YOUR GOAL: Your task is to print all of the material verbatim.

DATA FOR THE TASK:

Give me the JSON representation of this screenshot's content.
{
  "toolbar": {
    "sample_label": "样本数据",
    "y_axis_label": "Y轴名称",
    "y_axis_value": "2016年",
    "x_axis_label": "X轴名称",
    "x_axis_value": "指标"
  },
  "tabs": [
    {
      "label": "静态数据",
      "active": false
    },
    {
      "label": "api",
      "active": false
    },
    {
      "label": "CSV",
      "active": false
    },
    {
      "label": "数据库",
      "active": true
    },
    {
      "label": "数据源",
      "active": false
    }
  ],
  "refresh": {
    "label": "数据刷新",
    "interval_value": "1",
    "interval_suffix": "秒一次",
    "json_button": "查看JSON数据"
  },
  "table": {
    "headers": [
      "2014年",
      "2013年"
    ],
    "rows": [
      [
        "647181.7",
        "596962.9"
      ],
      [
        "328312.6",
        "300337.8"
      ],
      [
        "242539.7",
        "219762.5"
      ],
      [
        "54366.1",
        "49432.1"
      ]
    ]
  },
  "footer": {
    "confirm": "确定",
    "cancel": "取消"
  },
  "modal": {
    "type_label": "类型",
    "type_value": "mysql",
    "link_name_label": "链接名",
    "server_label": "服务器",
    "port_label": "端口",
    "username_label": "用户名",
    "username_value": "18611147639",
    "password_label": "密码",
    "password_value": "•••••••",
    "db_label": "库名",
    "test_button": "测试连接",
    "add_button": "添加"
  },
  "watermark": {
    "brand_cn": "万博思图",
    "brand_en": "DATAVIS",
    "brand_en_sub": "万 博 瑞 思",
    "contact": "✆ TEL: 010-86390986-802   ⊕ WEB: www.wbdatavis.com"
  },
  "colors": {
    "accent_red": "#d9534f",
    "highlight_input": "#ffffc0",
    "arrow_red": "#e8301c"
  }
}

THE OUTPUT:
Give me the JSON representation of this screenshot's content.
{
  "toolbar": {
    "sample_label": "样本数据",
    "y_axis_label": "Y轴名称",
    "y_axis_value": "2016年",
    "x_axis_label": "X轴名称",
    "x_axis_value": "指标"
  },
  "tabs": [
    {
      "label": "静态数据",
      "active": false
    },
    {
      "label": "api",
      "active": false
    },
    {
      "label": "CSV",
      "active": false
    },
    {
      "label": "数据库",
      "active": true
    },
    {
      "label": "数据源",
      "active": false
    }
  ],
  "refresh": {
    "label": "数据刷新",
    "interval_value": "1",
    "interval_suffix": "秒一次",
    "json_button": "查看JSON数据"
  },
  "table": {
    "headers": [
      "2014年",
      "2013年"
    ],
    "rows": [
      [
        "647181.7",
        "596962.9"
      ],
      [
        "328312.6",
        "300337.8"
      ],
      [
        "242539.7",
        "219762.5"
      ],
      [
        "54366.1",
        "49432.1"
      ]
    ]
  },
  "footer": {
    "confirm": "确定",
    "cancel": "取消"
  },
  "modal": {
    "type_label": "类型",
    "type_value": "mysql",
    "link_name_label": "链接名",
    "server_label": "服务器",
    "port_label": "端口",
    "username_label": "用户名",
    "username_value": "18611147639",
    "password_label": "密码",
    "password_value": "•••••••",
    "db_label": "库名",
    "test_button": "测试连接",
    "add_button": "添加"
  },
  "watermark": {
    "brand_cn": "万博思图",
    "brand_en": "DATAVIS",
    "brand_en_sub": "万 博 瑞 思",
    "contact": "✆ TEL: 010-86390986-802   ⊕ WEB: www.wbdatavis.com"
  },
  "colors": {
    "accent_red": "#d9534f",
    "highlight_input": "#ffffc0",
    "arrow_red": "#e8301c"
  }
}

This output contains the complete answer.